* START SUPPLIED MATERIAL *
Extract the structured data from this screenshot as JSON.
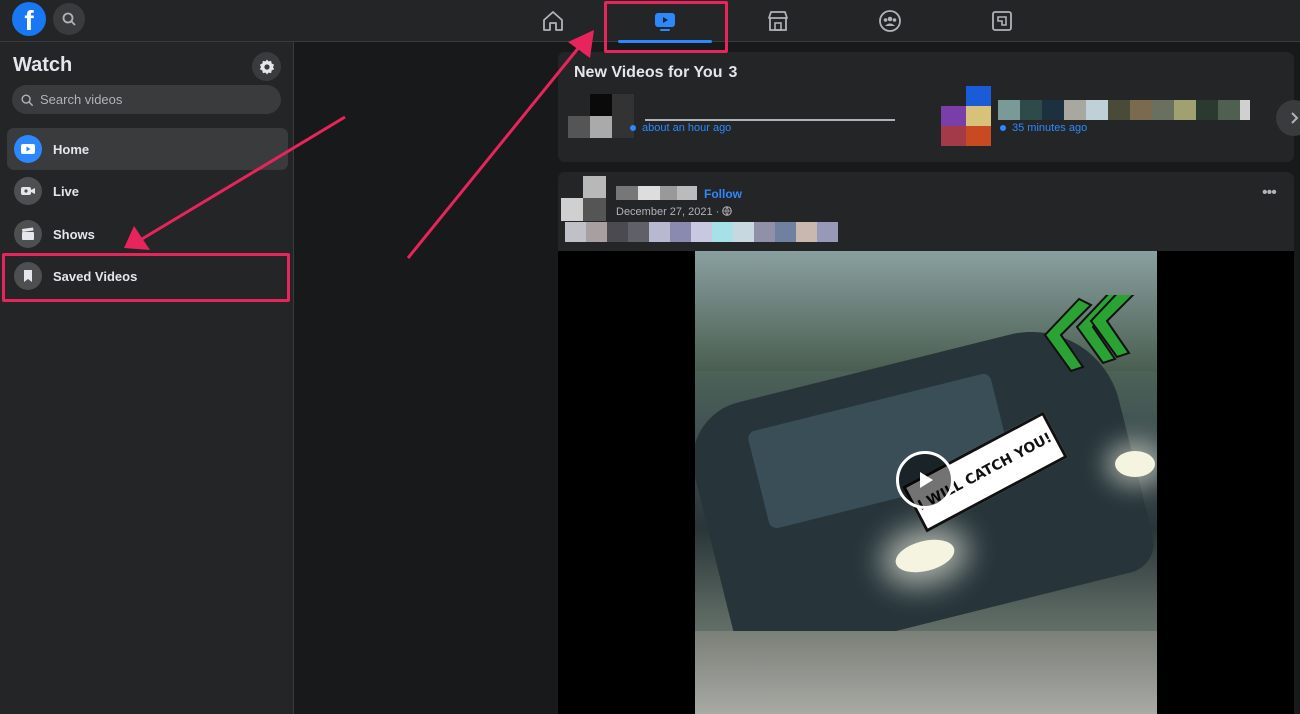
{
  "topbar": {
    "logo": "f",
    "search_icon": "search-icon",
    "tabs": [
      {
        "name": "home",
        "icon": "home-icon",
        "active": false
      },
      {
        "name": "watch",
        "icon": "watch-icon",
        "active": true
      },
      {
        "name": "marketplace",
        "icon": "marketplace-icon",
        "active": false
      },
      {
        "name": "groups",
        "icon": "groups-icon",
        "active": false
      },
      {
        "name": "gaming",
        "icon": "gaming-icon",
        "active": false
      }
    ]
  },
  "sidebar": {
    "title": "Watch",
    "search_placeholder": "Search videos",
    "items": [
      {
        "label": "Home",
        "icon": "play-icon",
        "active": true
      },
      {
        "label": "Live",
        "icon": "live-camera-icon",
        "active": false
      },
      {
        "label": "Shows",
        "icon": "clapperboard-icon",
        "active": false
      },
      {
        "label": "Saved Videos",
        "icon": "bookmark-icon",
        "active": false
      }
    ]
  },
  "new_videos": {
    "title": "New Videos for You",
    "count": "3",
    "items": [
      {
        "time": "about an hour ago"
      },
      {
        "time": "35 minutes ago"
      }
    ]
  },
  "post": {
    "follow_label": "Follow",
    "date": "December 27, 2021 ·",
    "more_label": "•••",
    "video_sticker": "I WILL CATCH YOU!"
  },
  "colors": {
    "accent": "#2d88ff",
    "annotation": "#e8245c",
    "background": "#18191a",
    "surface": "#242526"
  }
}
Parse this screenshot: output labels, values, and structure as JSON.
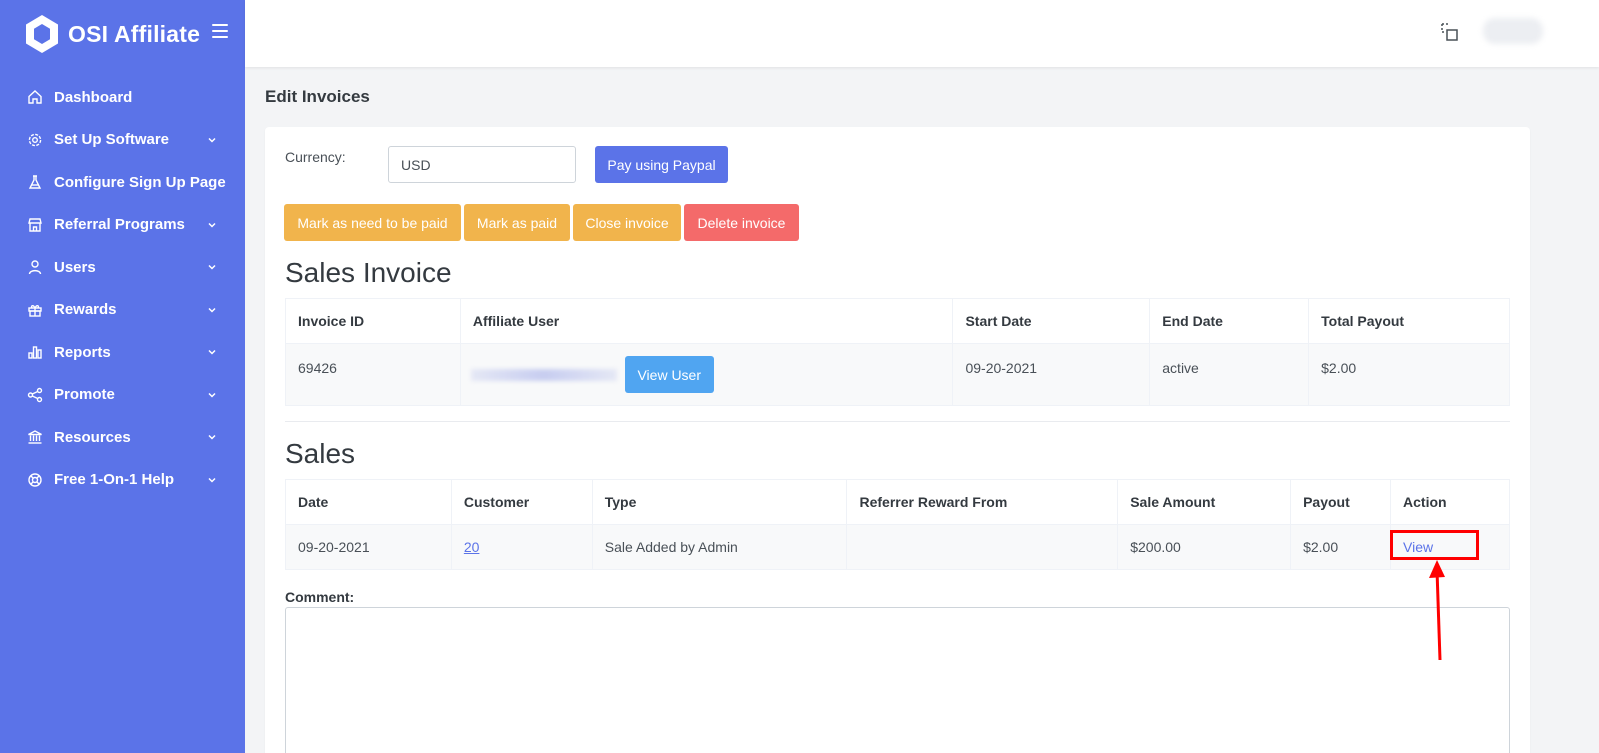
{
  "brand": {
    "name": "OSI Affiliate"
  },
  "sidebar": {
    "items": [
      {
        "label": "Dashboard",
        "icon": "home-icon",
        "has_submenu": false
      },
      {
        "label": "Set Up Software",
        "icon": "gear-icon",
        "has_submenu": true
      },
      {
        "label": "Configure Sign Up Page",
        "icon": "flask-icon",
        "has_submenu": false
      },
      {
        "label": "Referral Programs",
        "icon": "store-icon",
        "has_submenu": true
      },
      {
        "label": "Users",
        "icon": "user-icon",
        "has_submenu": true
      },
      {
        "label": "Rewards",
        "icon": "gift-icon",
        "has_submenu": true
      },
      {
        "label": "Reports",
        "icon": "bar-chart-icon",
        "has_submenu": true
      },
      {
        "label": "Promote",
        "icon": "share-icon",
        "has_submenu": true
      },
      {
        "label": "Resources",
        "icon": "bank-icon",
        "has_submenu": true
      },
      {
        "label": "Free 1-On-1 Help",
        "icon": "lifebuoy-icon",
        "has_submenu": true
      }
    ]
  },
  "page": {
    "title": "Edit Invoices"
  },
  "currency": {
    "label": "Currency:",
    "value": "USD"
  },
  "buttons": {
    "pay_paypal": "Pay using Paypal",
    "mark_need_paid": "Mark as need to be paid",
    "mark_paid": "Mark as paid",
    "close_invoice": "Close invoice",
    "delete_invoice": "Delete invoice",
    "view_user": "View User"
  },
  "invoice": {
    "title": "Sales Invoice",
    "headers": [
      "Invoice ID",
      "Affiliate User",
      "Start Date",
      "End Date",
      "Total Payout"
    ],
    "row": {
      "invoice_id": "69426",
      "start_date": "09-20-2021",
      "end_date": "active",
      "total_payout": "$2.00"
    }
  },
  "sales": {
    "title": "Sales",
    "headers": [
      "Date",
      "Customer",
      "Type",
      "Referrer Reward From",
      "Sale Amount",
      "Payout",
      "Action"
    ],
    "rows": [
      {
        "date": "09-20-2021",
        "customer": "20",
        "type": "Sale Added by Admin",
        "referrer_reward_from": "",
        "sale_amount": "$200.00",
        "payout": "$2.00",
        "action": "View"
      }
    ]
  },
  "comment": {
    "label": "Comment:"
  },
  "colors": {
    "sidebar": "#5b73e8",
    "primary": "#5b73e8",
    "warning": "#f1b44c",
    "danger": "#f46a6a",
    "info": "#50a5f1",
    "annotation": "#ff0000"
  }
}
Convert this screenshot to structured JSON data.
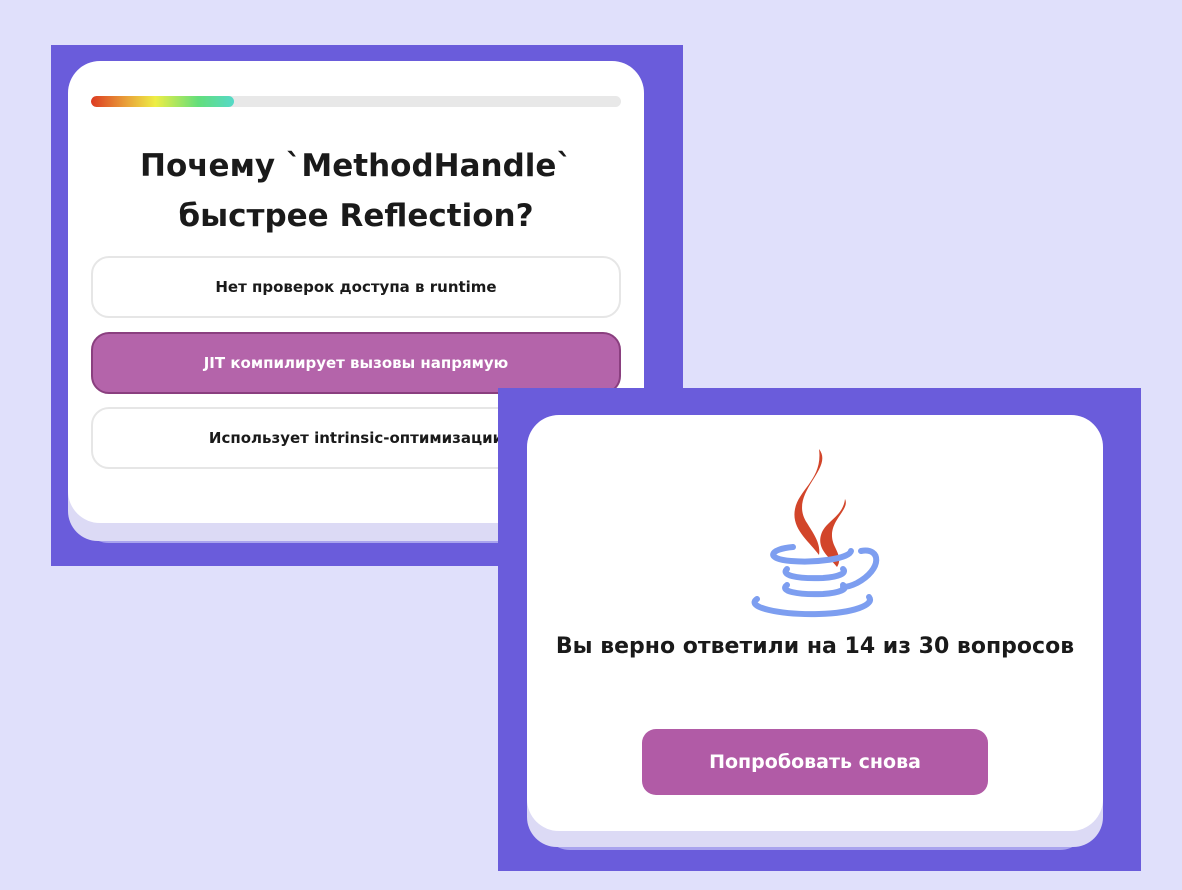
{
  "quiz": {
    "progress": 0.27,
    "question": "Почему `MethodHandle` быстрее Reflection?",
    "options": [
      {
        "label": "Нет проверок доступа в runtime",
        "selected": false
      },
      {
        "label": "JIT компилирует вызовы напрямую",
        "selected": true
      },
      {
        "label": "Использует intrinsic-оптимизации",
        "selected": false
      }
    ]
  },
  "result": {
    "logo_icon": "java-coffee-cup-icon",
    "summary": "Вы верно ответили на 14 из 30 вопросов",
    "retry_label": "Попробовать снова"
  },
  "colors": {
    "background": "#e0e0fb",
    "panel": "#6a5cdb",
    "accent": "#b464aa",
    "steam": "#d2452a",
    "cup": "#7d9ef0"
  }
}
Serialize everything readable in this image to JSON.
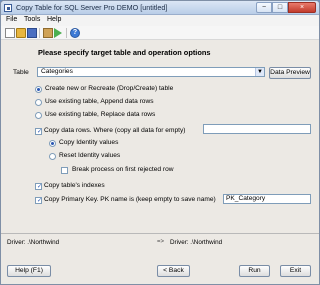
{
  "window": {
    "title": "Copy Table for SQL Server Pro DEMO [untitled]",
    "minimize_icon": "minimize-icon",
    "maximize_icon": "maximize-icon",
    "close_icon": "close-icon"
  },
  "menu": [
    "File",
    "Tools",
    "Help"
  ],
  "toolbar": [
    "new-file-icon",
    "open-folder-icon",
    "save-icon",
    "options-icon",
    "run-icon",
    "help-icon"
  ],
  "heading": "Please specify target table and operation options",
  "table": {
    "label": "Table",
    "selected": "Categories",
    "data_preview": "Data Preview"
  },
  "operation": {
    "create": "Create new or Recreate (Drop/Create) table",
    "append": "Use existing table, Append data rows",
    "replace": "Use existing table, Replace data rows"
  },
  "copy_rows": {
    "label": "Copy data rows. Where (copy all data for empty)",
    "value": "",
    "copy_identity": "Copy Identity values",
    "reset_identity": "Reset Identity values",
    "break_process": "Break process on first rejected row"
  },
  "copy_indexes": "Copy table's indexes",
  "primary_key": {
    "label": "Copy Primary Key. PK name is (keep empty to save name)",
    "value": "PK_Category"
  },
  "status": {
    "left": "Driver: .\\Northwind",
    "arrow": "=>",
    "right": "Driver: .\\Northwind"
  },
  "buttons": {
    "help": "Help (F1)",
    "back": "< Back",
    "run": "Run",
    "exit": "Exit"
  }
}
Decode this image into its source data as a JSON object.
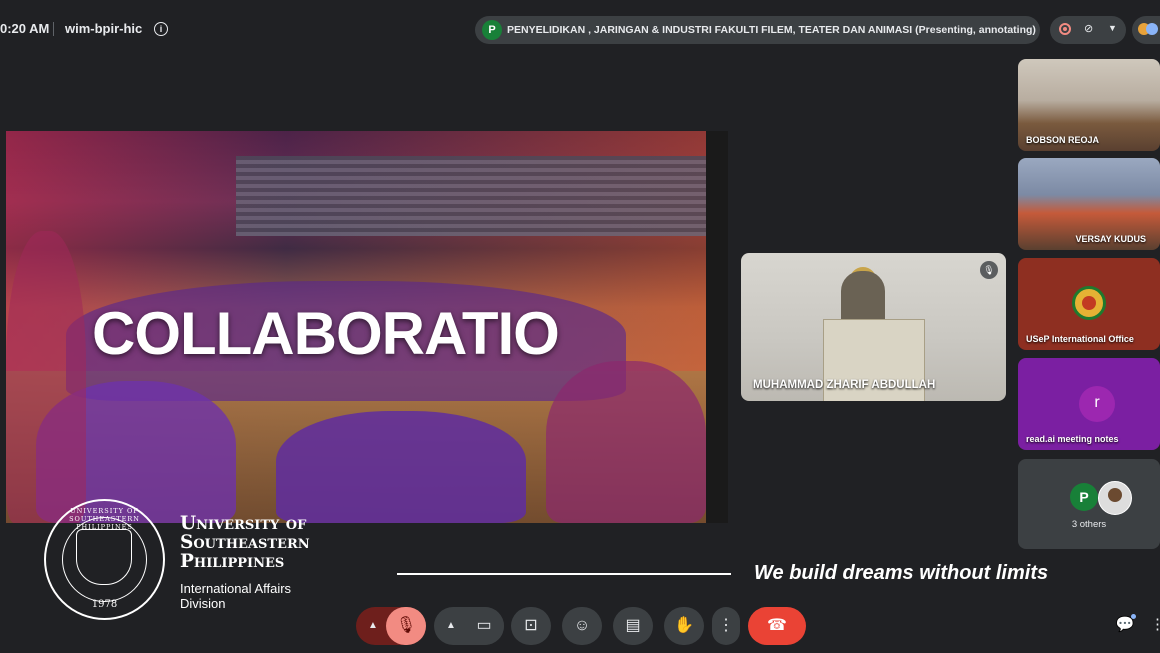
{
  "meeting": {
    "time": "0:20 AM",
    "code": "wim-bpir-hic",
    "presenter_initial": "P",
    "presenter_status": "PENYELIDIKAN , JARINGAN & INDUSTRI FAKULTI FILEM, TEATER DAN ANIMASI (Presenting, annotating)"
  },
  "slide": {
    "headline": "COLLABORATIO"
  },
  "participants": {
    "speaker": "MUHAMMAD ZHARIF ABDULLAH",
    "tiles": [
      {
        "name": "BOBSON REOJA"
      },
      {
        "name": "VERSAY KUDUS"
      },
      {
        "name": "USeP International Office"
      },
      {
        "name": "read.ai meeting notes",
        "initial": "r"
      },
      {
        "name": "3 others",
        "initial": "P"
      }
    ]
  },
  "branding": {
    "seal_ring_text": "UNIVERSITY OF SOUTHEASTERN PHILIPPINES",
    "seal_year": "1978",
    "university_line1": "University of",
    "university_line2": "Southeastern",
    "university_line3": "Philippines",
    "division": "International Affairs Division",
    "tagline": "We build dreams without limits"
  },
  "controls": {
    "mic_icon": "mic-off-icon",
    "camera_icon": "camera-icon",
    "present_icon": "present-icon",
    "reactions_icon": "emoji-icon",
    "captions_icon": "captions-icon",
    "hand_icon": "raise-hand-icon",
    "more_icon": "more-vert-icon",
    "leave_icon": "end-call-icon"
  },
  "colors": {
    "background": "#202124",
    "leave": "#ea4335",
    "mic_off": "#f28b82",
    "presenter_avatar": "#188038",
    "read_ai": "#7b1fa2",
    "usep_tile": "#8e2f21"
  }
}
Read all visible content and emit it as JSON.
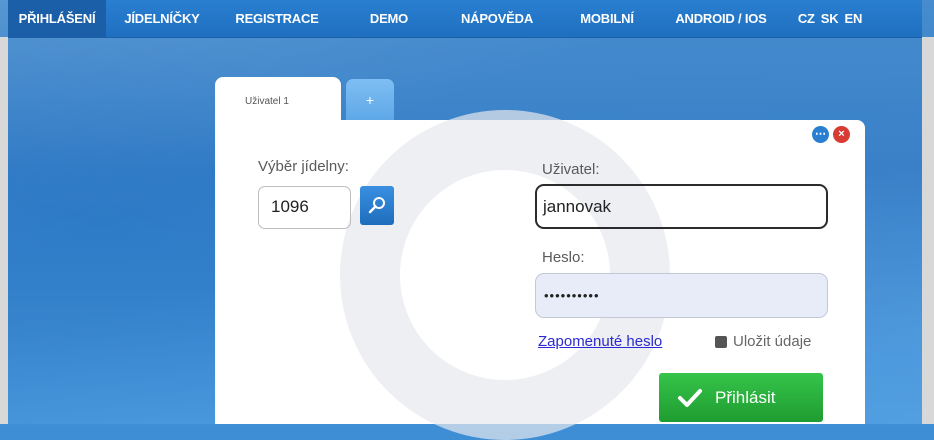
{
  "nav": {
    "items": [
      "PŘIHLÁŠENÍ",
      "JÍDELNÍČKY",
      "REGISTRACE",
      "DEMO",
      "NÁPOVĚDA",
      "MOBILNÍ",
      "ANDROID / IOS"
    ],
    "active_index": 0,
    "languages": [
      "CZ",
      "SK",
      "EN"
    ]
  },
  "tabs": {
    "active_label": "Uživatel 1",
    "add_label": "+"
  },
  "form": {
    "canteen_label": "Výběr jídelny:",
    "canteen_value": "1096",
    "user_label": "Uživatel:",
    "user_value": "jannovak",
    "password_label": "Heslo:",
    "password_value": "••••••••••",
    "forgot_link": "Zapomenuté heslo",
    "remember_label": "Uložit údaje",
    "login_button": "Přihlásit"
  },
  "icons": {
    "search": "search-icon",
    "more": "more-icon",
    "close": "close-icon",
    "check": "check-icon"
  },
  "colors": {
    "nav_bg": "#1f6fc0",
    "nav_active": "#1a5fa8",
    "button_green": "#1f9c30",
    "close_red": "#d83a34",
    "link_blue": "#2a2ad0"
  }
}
* END SUPPLIED MATERIAL *
TASK STATEMENT
Return from the data every line that holds "title".

THE COMPLETED TASK
    "title": "Watch",
    "title": "New Videos for You",
    "title": "Edit Invoices"
    "title": "Sales Invoice",
    "title": "Sales",
    "title": "Copy Table for SQL Server Pro DEMO [untitled]",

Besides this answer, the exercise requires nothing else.